- Dataset content -
## Start

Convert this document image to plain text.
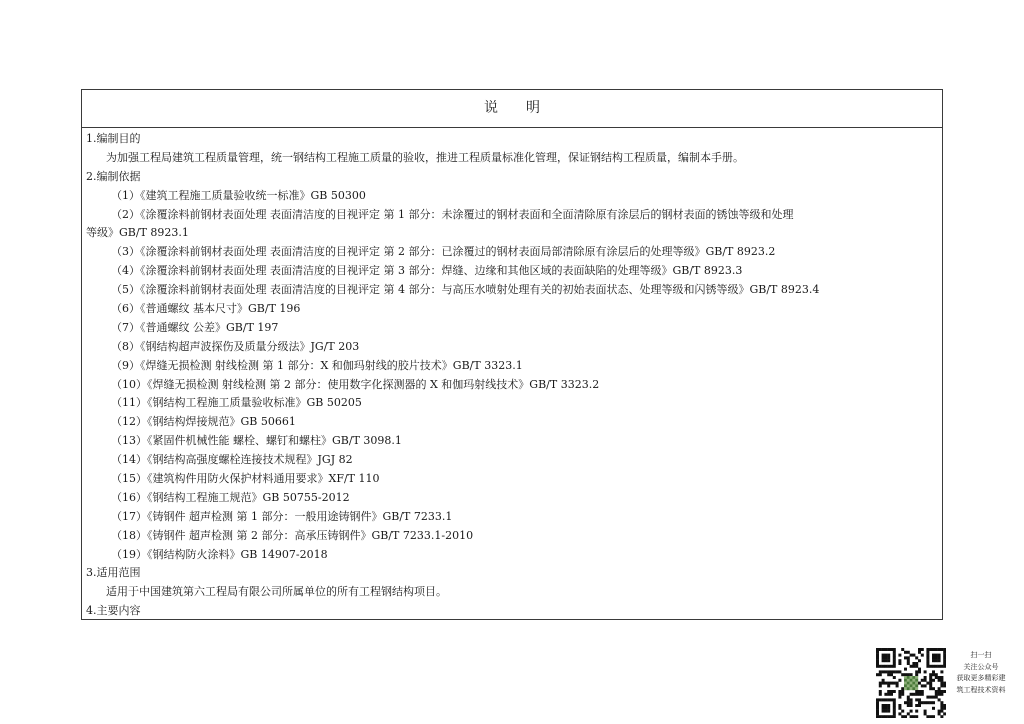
说 明
1.编制目的
为加强工程局建筑工程质量管理，统一钢结构工程施工质量的验收，推进工程质量标准化管理，保证钢结构工程质量，编制本手册。
2.编制依据
（1）《建筑工程施工质量验收统一标准》GB 50300
（2）《涂覆涂料前钢材表面处理 表面清洁度的目视评定 第 1 部分：未涂覆过的钢材表面和全面清除原有涂层后的钢材表面的锈蚀等级和处理
等级》GB/T 8923.1
（3）《涂覆涂料前钢材表面处理 表面清洁度的目视评定 第 2 部分：已涂覆过的钢材表面局部清除原有涂层后的处理等级》GB/T 8923.2
（4）《涂覆涂料前钢材表面处理 表面清洁度的目视评定 第 3 部分：焊缝、边缘和其他区域的表面缺陷的处理等级》GB/T 8923.3
（5）《涂覆涂料前钢材表面处理 表面清洁度的目视评定 第 4 部分：与高压水喷射处理有关的初始表面状态、处理等级和闪锈等级》GB/T 8923.4
（6）《普通螺纹 基本尺寸》GB/T 196
（7）《普通螺纹 公差》GB/T 197
（8）《钢结构超声波探伤及质量分级法》JG/T 203
（9）《焊缝无损检测 射线检测 第 1 部分：X 和伽玛射线的胶片技术》GB/T 3323.1
（10）《焊缝无损检测 射线检测 第 2 部分：使用数字化探测器的 X 和伽玛射线技术》GB/T 3323.2
（11）《钢结构工程施工质量验收标准》GB 50205
（12）《钢结构焊接规范》GB 50661
（13）《紧固件机械性能 螺栓、螺钉和螺柱》GB/T 3098.1
（14）《钢结构高强度螺栓连接技术规程》JGJ 82
（15）《建筑构件用防火保护材料通用要求》XF/T 110
（16）《钢结构工程施工规范》GB 50755-2012
（17）《铸钢件 超声检测 第 1 部分：一般用途铸钢件》GB/T 7233.1
（18）《铸钢件 超声检测 第 2 部分：高承压铸钢件》GB/T 7233.1-2010
（19）《钢结构防火涂料》GB 14907-2018
3.适用范围
适用于中国建筑第六工程局有限公司所属单位的所有工程钢结构项目。
4.主要内容
扫一扫
关注公众号
获取更多精彩建
筑工程技术资料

## End

- Stated goal -
Copy every line in the entries above that has the string "射线检测" in it.

- Complete output -
（9）《焊缝无损检测 射线检测 第 1 部分：X 和伽玛射线的胶片技术》GB/T 3323.1
（10）《焊缝无损检测 射线检测 第 2 部分：使用数字化探测器的 X 和伽玛射线技术》GB/T 3323.2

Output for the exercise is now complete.